Entries provided.
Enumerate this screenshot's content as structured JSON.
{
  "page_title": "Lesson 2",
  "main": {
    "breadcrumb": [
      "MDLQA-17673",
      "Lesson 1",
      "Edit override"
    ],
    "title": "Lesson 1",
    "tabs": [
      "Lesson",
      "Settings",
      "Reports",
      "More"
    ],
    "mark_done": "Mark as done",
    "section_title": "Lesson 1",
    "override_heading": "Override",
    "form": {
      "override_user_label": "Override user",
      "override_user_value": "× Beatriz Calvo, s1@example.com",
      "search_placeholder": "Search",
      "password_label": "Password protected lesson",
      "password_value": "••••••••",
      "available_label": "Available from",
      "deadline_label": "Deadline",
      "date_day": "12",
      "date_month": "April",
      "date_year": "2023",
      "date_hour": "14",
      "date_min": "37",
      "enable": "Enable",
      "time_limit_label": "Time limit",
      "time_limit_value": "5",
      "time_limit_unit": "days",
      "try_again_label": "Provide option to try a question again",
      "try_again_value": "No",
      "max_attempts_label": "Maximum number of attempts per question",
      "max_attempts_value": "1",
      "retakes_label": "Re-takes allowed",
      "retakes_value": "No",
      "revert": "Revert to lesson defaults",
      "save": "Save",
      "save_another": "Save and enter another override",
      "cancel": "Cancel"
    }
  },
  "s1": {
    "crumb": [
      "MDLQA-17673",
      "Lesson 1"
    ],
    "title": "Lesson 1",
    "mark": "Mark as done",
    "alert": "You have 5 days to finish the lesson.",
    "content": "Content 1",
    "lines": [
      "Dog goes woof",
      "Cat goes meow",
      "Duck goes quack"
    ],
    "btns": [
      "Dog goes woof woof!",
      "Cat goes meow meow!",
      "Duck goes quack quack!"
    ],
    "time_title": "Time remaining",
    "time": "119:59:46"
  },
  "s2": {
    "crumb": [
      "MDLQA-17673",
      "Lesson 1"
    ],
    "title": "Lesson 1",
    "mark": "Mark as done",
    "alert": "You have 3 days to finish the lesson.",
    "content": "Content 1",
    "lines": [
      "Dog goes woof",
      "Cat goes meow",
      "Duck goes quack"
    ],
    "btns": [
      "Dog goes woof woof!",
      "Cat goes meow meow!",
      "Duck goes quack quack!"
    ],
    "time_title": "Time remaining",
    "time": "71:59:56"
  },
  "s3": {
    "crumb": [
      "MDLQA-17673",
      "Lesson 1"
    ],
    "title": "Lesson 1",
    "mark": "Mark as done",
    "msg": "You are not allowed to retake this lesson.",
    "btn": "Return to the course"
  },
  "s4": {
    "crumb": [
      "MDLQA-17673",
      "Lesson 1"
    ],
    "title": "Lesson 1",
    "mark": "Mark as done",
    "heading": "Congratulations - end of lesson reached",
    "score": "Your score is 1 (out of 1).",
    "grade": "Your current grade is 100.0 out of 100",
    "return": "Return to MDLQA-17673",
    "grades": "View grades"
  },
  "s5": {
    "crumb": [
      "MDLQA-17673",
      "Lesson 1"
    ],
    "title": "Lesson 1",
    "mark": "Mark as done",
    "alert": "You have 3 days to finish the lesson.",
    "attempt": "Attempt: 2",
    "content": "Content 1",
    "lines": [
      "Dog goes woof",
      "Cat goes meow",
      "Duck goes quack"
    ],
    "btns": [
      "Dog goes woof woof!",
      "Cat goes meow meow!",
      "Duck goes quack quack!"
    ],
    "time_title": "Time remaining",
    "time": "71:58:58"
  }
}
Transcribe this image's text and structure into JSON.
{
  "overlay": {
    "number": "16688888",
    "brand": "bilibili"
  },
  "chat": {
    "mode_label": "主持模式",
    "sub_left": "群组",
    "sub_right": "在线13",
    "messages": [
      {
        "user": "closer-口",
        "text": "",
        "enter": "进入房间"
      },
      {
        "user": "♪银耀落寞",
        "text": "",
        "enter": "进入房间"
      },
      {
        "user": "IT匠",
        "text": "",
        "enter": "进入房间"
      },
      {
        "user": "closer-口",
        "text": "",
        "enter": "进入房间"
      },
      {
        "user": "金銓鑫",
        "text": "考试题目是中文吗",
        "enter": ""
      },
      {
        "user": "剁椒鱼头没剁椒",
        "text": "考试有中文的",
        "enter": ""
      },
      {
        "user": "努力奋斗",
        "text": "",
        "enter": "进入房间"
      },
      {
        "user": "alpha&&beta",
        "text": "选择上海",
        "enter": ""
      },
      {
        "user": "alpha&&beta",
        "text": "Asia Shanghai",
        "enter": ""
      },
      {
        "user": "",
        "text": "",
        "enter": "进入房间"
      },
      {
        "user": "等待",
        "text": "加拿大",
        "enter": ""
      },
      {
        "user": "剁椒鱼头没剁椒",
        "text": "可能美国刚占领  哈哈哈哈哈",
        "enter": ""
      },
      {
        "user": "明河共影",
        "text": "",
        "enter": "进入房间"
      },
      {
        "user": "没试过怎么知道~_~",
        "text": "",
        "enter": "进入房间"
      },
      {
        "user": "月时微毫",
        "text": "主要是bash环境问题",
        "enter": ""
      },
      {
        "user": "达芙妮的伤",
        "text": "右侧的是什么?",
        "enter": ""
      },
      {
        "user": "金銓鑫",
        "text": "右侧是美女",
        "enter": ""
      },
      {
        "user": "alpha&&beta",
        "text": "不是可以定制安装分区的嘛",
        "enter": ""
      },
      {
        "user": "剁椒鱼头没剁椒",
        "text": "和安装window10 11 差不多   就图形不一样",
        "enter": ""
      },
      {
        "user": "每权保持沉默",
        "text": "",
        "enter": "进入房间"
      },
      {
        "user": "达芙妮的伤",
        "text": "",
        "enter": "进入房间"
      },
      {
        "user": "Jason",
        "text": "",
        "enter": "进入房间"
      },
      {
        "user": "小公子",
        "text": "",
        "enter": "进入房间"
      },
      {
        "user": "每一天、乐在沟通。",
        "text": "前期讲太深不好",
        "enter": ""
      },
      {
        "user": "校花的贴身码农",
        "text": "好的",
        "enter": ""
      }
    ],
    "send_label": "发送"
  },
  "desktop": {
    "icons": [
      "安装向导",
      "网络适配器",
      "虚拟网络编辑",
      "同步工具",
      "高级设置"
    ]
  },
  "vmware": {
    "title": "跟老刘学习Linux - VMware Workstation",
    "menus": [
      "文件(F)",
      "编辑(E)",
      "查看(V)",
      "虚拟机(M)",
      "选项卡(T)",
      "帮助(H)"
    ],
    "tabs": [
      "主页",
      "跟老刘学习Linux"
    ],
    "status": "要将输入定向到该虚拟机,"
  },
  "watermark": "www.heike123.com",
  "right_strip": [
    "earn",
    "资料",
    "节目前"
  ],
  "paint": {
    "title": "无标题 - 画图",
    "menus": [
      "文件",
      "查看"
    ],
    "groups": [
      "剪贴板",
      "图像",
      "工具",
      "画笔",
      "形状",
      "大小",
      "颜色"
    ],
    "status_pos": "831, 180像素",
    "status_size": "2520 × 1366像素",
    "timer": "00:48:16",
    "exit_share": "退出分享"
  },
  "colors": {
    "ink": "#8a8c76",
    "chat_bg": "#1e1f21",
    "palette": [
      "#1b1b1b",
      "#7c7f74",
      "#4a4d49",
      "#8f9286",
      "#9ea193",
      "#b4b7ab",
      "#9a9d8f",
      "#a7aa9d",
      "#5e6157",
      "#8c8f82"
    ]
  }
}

Requirement.
Restate every record exactly, leaving nothing out.

Task solution.
Enumerate this screenshot's content as structured JSON.
{
  "page_title": "Lesson 2",
  "main": {
    "breadcrumb": [
      "MDLQA-17673",
      "Lesson 1",
      "Edit override"
    ],
    "title": "Lesson 1",
    "tabs": [
      "Lesson",
      "Settings",
      "Reports",
      "More"
    ],
    "mark_done": "Mark as done",
    "section_title": "Lesson 1",
    "override_heading": "Override",
    "form": {
      "override_user_label": "Override user",
      "override_user_value": "× Beatriz Calvo, s1@example.com",
      "search_placeholder": "Search",
      "password_label": "Password protected lesson",
      "password_value": "••••••••",
      "available_label": "Available from",
      "deadline_label": "Deadline",
      "date_day": "12",
      "date_month": "April",
      "date_year": "2023",
      "date_hour": "14",
      "date_min": "37",
      "enable": "Enable",
      "time_limit_label": "Time limit",
      "time_limit_value": "5",
      "time_limit_unit": "days",
      "try_again_label": "Provide option to try a question again",
      "try_again_value": "No",
      "max_attempts_label": "Maximum number of attempts per question",
      "max_attempts_value": "1",
      "retakes_label": "Re-takes allowed",
      "retakes_value": "No",
      "revert": "Revert to lesson defaults",
      "save": "Save",
      "save_another": "Save and enter another override",
      "cancel": "Cancel"
    }
  },
  "s1": {
    "crumb": [
      "MDLQA-17673",
      "Lesson 1"
    ],
    "title": "Lesson 1",
    "mark": "Mark as done",
    "alert": "You have 5 days to finish the lesson.",
    "content": "Content 1",
    "lines": [
      "Dog goes woof",
      "Cat goes meow",
      "Duck goes quack"
    ],
    "btns": [
      "Dog goes woof woof!",
      "Cat goes meow meow!",
      "Duck goes quack quack!"
    ],
    "time_title": "Time remaining",
    "time": "119:59:46"
  },
  "s2": {
    "crumb": [
      "MDLQA-17673",
      "Lesson 1"
    ],
    "title": "Lesson 1",
    "mark": "Mark as done",
    "alert": "You have 3 days to finish the lesson.",
    "content": "Content 1",
    "lines": [
      "Dog goes woof",
      "Cat goes meow",
      "Duck goes quack"
    ],
    "btns": [
      "Dog goes woof woof!",
      "Cat goes meow meow!",
      "Duck goes quack quack!"
    ],
    "time_title": "Time remaining",
    "time": "71:59:56"
  },
  "s3": {
    "crumb": [
      "MDLQA-17673",
      "Lesson 1"
    ],
    "title": "Lesson 1",
    "mark": "Mark as done",
    "msg": "You are not allowed to retake this lesson.",
    "btn": "Return to the course"
  },
  "s4": {
    "crumb": [
      "MDLQA-17673",
      "Lesson 1"
    ],
    "title": "Lesson 1",
    "mark": "Mark as done",
    "heading": "Congratulations - end of lesson reached",
    "score": "Your score is 1 (out of 1).",
    "grade": "Your current grade is 100.0 out of 100",
    "return": "Return to MDLQA-17673",
    "grades": "View grades"
  },
  "s5": {
    "crumb": [
      "MDLQA-17673",
      "Lesson 1"
    ],
    "title": "Lesson 1",
    "mark": "Mark as done",
    "alert": "You have 3 days to finish the lesson.",
    "attempt": "Attempt: 2",
    "content": "Content 1",
    "lines": [
      "Dog goes woof",
      "Cat goes meow",
      "Duck goes quack"
    ],
    "btns": [
      "Dog goes woof woof!",
      "Cat goes meow meow!",
      "Duck goes quack quack!"
    ],
    "time_title": "Time remaining",
    "time": "71:58:58"
  }
}
Transcribe this image's text and structure into JSON.
{
  "overlay": {
    "number": "16688888",
    "brand": "bilibili"
  },
  "chat": {
    "mode_label": "主持模式",
    "sub_left": "群组",
    "sub_right": "在线13",
    "messages": [
      {
        "user": "closer-口",
        "text": "",
        "enter": "进入房间"
      },
      {
        "user": "♪银耀落寞",
        "text": "",
        "enter": "进入房间"
      },
      {
        "user": "IT匠",
        "text": "",
        "enter": "进入房间"
      },
      {
        "user": "closer-口",
        "text": "",
        "enter": "进入房间"
      },
      {
        "user": "金銓鑫",
        "text": "考试题目是中文吗",
        "enter": ""
      },
      {
        "user": "剁椒鱼头没剁椒",
        "text": "考试有中文的",
        "enter": ""
      },
      {
        "user": "努力奋斗",
        "text": "",
        "enter": "进入房间"
      },
      {
        "user": "alpha&&beta",
        "text": "选择上海",
        "enter": ""
      },
      {
        "user": "alpha&&beta",
        "text": "Asia Shanghai",
        "enter": ""
      },
      {
        "user": "",
        "text": "",
        "enter": "进入房间"
      },
      {
        "user": "等待",
        "text": "加拿大",
        "enter": ""
      },
      {
        "user": "剁椒鱼头没剁椒",
        "text": "可能美国刚占领  哈哈哈哈哈",
        "enter": ""
      },
      {
        "user": "明河共影",
        "text": "",
        "enter": "进入房间"
      },
      {
        "user": "没试过怎么知道~_~",
        "text": "",
        "enter": "进入房间"
      },
      {
        "user": "月时微毫",
        "text": "主要是bash环境问题",
        "enter": ""
      },
      {
        "user": "达芙妮的伤",
        "text": "右侧的是什么?",
        "enter": ""
      },
      {
        "user": "金銓鑫",
        "text": "右侧是美女",
        "enter": ""
      },
      {
        "user": "alpha&&beta",
        "text": "不是可以定制安装分区的嘛",
        "enter": ""
      },
      {
        "user": "剁椒鱼头没剁椒",
        "text": "和安装window10 11 差不多   就图形不一样",
        "enter": ""
      },
      {
        "user": "每权保持沉默",
        "text": "",
        "enter": "进入房间"
      },
      {
        "user": "达芙妮的伤",
        "text": "",
        "enter": "进入房间"
      },
      {
        "user": "Jason",
        "text": "",
        "enter": "进入房间"
      },
      {
        "user": "小公子",
        "text": "",
        "enter": "进入房间"
      },
      {
        "user": "每一天、乐在沟通。",
        "text": "前期讲太深不好",
        "enter": ""
      },
      {
        "user": "校花的贴身码农",
        "text": "好的",
        "enter": ""
      }
    ],
    "send_label": "发送"
  },
  "desktop": {
    "icons": [
      "安装向导",
      "网络适配器",
      "虚拟网络编辑",
      "同步工具",
      "高级设置"
    ]
  },
  "vmware": {
    "title": "跟老刘学习Linux - VMware Workstation",
    "menus": [
      "文件(F)",
      "编辑(E)",
      "查看(V)",
      "虚拟机(M)",
      "选项卡(T)",
      "帮助(H)"
    ],
    "tabs": [
      "主页",
      "跟老刘学习Linux"
    ],
    "status": "要将输入定向到该虚拟机,"
  },
  "watermark": "www.heike123.com",
  "right_strip": [
    "earn",
    "资料",
    "节目前"
  ],
  "paint": {
    "title": "无标题 - 画图",
    "menus": [
      "文件",
      "查看"
    ],
    "groups": [
      "剪贴板",
      "图像",
      "工具",
      "画笔",
      "形状",
      "大小",
      "颜色"
    ],
    "status_pos": "831, 180像素",
    "status_size": "2520 × 1366像素",
    "timer": "00:48:16",
    "exit_share": "退出分享"
  },
  "colors": {
    "ink": "#8a8c76",
    "chat_bg": "#1e1f21",
    "palette": [
      "#1b1b1b",
      "#7c7f74",
      "#4a4d49",
      "#8f9286",
      "#9ea193",
      "#b4b7ab",
      "#9a9d8f",
      "#a7aa9d",
      "#5e6157",
      "#8c8f82"
    ]
  }
}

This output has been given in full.